Items from a data source
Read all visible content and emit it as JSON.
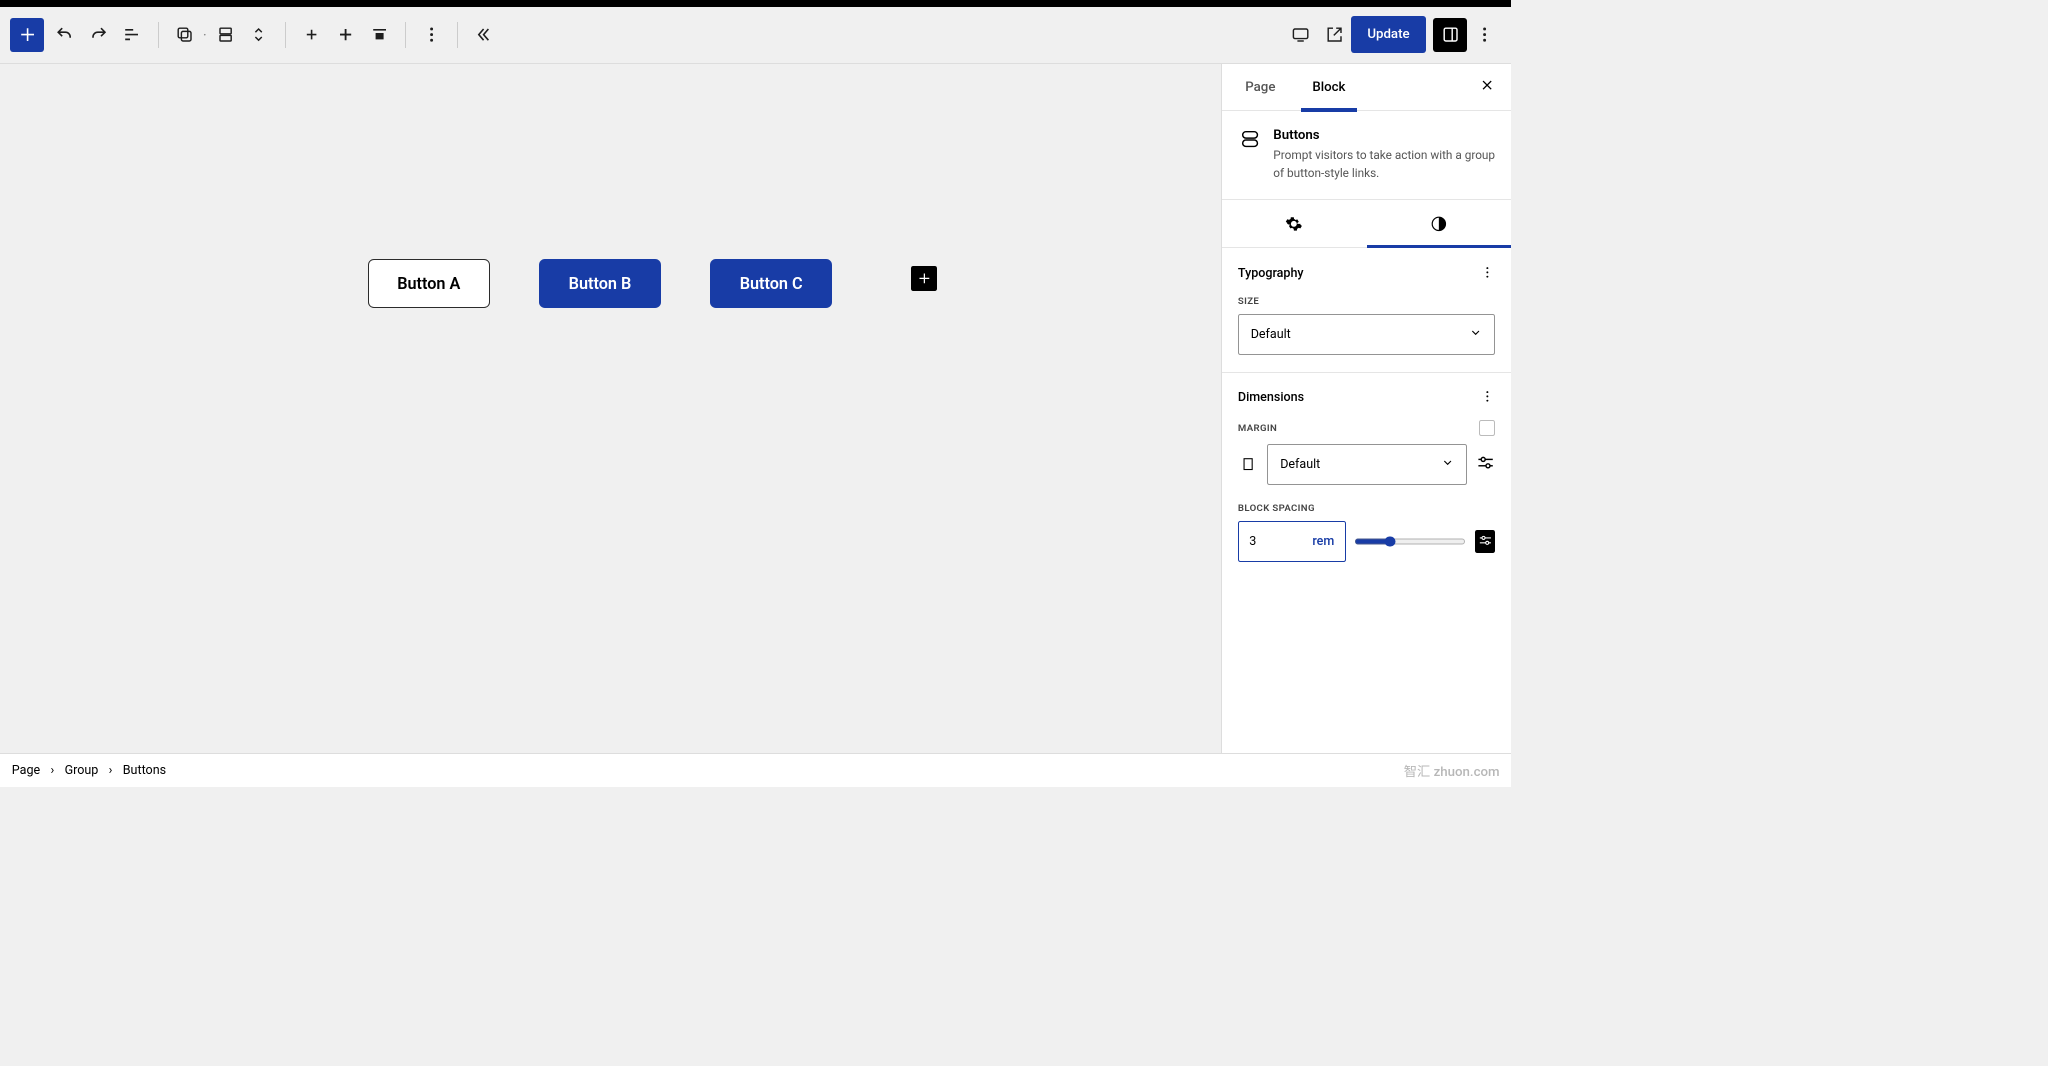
{
  "toolbar": {
    "update_label": "Update"
  },
  "canvas": {
    "button_a": "Button A",
    "button_b": "Button B",
    "button_c": "Button C"
  },
  "sidebar": {
    "tab_page": "Page",
    "tab_block": "Block",
    "block_name": "Buttons",
    "block_desc": "Prompt visitors to take action with a group of button-style links.",
    "typography": {
      "title": "Typography",
      "size_label": "Size",
      "size_value": "Default"
    },
    "dimensions": {
      "title": "Dimensions",
      "margin_label": "Margin",
      "margin_value": "Default",
      "spacing_label": "Block Spacing",
      "spacing_value": "3",
      "spacing_unit": "rem"
    }
  },
  "breadcrumb": {
    "page": "Page",
    "group": "Group",
    "buttons": "Buttons"
  },
  "watermark": "智汇 zhuon.com"
}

- _EXERCISE_: Check each line of the records for the string "Buttons" and state how many lines contain it. Give only the number.

- _EXERCISE ANSWER_: 2